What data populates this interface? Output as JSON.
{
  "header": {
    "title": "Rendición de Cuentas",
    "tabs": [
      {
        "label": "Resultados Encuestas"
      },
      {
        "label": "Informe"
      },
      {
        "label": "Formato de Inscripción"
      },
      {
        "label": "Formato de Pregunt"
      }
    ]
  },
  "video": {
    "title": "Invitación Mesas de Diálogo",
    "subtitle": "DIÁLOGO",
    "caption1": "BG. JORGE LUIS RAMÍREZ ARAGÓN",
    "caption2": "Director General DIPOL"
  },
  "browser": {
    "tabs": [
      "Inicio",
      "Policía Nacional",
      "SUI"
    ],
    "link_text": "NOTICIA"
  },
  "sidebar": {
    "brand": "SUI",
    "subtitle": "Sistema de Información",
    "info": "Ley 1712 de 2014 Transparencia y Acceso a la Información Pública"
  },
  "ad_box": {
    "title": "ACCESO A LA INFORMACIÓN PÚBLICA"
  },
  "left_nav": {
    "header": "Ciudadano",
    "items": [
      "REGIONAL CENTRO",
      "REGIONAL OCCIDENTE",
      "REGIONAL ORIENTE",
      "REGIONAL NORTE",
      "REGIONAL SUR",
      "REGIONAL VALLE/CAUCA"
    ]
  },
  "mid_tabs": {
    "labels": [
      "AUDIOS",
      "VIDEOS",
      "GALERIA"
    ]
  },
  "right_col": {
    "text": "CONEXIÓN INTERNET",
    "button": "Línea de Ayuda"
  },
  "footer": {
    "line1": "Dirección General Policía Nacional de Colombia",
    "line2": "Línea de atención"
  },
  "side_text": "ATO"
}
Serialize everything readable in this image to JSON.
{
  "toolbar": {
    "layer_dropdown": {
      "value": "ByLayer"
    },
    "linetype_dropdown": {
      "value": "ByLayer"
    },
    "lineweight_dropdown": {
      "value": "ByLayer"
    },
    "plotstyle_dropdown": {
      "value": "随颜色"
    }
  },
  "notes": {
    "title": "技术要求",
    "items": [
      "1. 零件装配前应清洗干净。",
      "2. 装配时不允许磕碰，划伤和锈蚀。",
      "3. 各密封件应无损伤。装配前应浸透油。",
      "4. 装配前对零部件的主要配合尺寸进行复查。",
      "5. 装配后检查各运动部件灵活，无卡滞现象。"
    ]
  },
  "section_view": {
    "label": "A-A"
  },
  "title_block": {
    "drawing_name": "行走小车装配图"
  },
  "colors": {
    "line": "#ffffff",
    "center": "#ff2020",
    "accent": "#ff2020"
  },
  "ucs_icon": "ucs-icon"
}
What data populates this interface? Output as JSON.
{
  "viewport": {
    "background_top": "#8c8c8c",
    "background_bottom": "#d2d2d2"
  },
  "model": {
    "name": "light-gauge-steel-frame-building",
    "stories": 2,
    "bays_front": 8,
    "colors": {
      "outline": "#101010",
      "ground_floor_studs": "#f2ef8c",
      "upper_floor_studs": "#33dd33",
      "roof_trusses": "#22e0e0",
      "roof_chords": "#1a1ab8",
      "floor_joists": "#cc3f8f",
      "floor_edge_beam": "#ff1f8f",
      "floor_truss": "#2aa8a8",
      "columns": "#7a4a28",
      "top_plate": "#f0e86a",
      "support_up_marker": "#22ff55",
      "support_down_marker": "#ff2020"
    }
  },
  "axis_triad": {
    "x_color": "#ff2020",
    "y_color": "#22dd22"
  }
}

[TASK REQUIREMENTS] Please repeat the listing above in full and exactly.

[ANSWER TO THE EXERCISE]
What data populates this interface? Output as JSON.
{
  "header": {
    "title": "Rendición de Cuentas",
    "tabs": [
      {
        "label": "Resultados Encuestas"
      },
      {
        "label": "Informe"
      },
      {
        "label": "Formato de Inscripción"
      },
      {
        "label": "Formato de Pregunt"
      }
    ]
  },
  "video": {
    "title": "Invitación Mesas de Diálogo",
    "subtitle": "DIÁLOGO",
    "caption1": "BG. JORGE LUIS RAMÍREZ ARAGÓN",
    "caption2": "Director General DIPOL"
  },
  "browser": {
    "tabs": [
      "Inicio",
      "Policía Nacional",
      "SUI"
    ],
    "link_text": "NOTICIA"
  },
  "sidebar": {
    "brand": "SUI",
    "subtitle": "Sistema de Información",
    "info": "Ley 1712 de 2014 Transparencia y Acceso a la Información Pública"
  },
  "ad_box": {
    "title": "ACCESO A LA INFORMACIÓN PÚBLICA"
  },
  "left_nav": {
    "header": "Ciudadano",
    "items": [
      "REGIONAL CENTRO",
      "REGIONAL OCCIDENTE",
      "REGIONAL ORIENTE",
      "REGIONAL NORTE",
      "REGIONAL SUR",
      "REGIONAL VALLE/CAUCA"
    ]
  },
  "mid_tabs": {
    "labels": [
      "AUDIOS",
      "VIDEOS",
      "GALERIA"
    ]
  },
  "right_col": {
    "text": "CONEXIÓN INTERNET",
    "button": "Línea de Ayuda"
  },
  "footer": {
    "line1": "Dirección General Policía Nacional de Colombia",
    "line2": "Línea de atención"
  },
  "side_text": "ATO"
}
Serialize everything readable in this image to JSON.
{
  "toolbar": {
    "layer_dropdown": {
      "value": "ByLayer"
    },
    "linetype_dropdown": {
      "value": "ByLayer"
    },
    "lineweight_dropdown": {
      "value": "ByLayer"
    },
    "plotstyle_dropdown": {
      "value": "随颜色"
    }
  },
  "notes": {
    "title": "技术要求",
    "items": [
      "1. 零件装配前应清洗干净。",
      "2. 装配时不允许磕碰，划伤和锈蚀。",
      "3. 各密封件应无损伤。装配前应浸透油。",
      "4. 装配前对零部件的主要配合尺寸进行复查。",
      "5. 装配后检查各运动部件灵活，无卡滞现象。"
    ]
  },
  "section_view": {
    "label": "A-A"
  },
  "title_block": {
    "drawing_name": "行走小车装配图"
  },
  "colors": {
    "line": "#ffffff",
    "center": "#ff2020",
    "accent": "#ff2020"
  },
  "ucs_icon": "ucs-icon"
}
What data populates this interface? Output as JSON.
{
  "viewport": {
    "background_top": "#8c8c8c",
    "background_bottom": "#d2d2d2"
  },
  "model": {
    "name": "light-gauge-steel-frame-building",
    "stories": 2,
    "bays_front": 8,
    "colors": {
      "outline": "#101010",
      "ground_floor_studs": "#f2ef8c",
      "upper_floor_studs": "#33dd33",
      "roof_trusses": "#22e0e0",
      "roof_chords": "#1a1ab8",
      "floor_joists": "#cc3f8f",
      "floor_edge_beam": "#ff1f8f",
      "floor_truss": "#2aa8a8",
      "columns": "#7a4a28",
      "top_plate": "#f0e86a",
      "support_up_marker": "#22ff55",
      "support_down_marker": "#ff2020"
    }
  },
  "axis_triad": {
    "x_color": "#ff2020",
    "y_color": "#22dd22"
  }
}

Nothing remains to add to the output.